— START Raw records —

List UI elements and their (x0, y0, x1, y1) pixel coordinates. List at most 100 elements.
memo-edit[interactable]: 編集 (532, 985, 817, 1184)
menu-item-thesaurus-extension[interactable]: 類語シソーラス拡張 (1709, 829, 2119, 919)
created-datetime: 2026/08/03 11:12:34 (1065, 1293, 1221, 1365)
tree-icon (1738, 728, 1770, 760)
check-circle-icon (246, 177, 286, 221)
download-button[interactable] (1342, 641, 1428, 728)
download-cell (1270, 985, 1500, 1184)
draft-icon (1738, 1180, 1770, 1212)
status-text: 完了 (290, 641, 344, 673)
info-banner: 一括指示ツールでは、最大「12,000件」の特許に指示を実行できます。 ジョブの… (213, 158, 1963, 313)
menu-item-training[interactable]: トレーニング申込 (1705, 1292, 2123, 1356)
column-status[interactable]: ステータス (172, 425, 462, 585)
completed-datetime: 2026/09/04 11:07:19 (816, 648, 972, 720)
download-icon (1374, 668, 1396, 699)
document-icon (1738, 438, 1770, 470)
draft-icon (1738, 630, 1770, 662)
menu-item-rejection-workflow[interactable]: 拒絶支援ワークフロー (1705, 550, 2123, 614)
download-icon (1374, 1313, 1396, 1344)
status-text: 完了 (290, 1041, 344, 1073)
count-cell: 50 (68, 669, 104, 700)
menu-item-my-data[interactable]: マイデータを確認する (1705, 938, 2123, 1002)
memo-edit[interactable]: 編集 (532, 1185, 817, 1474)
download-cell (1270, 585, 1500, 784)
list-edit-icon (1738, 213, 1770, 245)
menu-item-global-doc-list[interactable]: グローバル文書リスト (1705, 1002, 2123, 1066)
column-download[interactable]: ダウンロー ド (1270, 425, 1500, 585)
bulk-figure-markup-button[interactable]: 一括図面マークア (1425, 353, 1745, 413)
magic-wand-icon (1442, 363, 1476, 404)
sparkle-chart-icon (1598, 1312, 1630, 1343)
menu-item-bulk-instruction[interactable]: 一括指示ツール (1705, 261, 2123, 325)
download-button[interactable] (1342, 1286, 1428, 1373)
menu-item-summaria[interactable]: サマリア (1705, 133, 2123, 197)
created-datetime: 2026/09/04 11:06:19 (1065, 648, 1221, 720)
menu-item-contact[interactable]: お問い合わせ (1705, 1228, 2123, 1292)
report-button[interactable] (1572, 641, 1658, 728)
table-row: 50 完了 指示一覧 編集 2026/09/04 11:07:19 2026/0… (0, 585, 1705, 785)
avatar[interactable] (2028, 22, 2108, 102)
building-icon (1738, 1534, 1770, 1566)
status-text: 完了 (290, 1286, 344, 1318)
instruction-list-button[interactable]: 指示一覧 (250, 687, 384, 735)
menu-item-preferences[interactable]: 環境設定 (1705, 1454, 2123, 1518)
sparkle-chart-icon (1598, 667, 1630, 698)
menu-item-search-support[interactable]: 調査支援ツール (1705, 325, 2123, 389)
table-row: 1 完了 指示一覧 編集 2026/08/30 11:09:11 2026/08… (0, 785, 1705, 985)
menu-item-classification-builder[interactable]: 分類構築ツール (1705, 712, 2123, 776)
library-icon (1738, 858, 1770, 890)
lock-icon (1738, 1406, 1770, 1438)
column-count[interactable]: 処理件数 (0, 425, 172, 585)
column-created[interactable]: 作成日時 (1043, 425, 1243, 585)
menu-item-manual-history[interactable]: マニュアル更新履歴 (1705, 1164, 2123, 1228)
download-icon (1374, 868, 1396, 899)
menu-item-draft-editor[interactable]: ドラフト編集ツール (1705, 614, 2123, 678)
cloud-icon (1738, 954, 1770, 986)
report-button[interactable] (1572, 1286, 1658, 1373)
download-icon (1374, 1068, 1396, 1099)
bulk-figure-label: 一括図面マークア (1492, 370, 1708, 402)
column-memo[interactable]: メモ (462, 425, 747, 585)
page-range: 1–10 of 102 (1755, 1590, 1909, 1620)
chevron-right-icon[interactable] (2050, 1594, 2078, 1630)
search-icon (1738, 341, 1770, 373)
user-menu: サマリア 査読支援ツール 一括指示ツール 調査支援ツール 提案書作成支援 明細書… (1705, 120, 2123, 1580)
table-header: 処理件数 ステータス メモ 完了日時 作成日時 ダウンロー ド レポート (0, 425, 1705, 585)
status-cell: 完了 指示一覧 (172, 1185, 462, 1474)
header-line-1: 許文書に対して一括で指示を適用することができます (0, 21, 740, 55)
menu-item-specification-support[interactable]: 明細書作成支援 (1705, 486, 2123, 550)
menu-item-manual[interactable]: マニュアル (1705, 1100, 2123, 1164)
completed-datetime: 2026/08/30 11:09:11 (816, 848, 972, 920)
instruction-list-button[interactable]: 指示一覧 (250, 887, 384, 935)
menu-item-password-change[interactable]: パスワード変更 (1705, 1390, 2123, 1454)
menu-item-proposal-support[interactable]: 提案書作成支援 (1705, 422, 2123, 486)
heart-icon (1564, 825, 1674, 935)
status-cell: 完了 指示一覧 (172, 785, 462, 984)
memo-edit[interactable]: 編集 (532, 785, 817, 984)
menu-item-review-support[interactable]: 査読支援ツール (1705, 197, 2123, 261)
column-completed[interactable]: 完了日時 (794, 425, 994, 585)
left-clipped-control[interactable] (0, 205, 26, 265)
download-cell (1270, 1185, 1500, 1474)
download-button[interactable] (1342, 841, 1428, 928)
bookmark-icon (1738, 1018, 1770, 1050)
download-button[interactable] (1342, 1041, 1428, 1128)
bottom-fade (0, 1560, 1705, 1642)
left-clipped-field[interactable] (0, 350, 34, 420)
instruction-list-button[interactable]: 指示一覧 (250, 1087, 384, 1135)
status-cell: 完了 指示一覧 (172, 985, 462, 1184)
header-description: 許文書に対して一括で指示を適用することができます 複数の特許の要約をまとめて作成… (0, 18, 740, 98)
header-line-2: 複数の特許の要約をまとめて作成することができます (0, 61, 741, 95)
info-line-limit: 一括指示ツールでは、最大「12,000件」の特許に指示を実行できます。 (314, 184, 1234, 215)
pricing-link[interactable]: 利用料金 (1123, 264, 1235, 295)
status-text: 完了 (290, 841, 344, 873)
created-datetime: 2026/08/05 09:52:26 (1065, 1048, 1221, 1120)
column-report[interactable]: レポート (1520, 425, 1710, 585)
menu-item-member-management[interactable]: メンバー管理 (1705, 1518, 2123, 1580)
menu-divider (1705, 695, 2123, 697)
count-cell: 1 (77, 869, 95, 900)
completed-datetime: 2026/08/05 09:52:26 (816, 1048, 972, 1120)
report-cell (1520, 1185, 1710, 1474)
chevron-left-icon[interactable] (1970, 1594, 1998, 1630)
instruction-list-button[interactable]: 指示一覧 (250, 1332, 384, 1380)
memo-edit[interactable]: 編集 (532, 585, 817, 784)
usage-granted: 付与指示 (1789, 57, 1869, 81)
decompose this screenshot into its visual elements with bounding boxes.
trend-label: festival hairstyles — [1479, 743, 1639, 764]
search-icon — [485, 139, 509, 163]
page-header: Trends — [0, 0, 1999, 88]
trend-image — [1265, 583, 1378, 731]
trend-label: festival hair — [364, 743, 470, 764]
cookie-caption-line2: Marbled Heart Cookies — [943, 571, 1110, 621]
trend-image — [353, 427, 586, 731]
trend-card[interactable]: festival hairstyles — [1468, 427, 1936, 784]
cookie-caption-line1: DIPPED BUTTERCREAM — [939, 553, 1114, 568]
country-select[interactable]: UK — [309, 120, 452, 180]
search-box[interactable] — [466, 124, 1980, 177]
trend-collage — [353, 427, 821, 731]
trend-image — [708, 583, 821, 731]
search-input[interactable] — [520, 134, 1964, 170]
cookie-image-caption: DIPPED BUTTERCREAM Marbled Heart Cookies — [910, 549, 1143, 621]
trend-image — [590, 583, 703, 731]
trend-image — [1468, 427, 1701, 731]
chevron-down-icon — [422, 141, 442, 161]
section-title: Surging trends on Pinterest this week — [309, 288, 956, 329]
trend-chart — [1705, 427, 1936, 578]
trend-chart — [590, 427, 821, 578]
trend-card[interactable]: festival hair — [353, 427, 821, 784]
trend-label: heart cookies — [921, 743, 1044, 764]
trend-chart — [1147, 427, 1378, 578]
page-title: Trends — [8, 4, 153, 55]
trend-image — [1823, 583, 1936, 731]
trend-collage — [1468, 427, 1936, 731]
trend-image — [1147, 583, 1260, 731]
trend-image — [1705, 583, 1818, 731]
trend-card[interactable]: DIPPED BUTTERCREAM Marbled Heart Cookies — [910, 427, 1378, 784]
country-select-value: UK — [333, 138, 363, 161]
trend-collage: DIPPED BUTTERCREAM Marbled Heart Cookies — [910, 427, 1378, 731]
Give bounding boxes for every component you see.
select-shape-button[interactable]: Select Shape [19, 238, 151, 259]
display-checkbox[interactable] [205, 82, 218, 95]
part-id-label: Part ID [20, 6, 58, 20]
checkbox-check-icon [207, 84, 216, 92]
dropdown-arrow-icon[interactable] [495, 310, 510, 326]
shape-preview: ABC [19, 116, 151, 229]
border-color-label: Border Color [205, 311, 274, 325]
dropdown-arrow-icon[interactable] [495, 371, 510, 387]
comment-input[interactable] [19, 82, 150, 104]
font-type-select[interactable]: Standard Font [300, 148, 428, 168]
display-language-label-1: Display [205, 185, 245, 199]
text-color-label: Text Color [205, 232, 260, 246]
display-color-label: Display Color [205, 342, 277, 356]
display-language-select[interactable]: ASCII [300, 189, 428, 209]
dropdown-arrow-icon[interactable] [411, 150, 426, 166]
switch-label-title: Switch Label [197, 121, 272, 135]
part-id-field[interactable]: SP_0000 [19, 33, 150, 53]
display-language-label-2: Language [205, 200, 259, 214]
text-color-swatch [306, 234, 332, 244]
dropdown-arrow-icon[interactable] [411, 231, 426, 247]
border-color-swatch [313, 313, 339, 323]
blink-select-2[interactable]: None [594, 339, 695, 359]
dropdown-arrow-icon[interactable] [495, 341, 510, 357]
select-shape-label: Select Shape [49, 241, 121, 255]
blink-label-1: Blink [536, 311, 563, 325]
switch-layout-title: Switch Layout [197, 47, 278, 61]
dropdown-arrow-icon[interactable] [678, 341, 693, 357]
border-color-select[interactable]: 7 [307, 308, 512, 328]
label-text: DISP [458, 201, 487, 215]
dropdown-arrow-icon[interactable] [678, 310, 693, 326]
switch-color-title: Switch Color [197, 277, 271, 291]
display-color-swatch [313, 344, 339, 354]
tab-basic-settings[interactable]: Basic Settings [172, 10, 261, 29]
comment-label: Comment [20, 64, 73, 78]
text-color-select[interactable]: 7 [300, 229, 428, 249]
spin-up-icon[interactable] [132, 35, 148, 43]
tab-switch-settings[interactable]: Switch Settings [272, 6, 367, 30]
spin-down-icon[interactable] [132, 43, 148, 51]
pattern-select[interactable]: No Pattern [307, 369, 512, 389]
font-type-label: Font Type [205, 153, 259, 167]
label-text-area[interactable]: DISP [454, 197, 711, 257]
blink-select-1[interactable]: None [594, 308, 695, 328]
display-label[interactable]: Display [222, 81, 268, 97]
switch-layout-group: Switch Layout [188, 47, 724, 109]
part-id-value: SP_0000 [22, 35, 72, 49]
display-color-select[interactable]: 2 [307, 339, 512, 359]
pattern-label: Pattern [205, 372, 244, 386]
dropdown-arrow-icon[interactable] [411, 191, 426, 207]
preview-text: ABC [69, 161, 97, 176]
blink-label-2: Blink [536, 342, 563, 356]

— END Raw records —

→ Exercise details:
Find every line in the data above that contains the string "査読支援ツール", with case counting, and copy each one out in full.

→ Exercise solution:
user-menu: サマリア 査読支援ツール 一括指示ツール 調査支援ツール 提案書作成支援 明細書… (1705, 120, 2123, 1580)
menu-item-review-support[interactable]: 査読支援ツール (1705, 197, 2123, 261)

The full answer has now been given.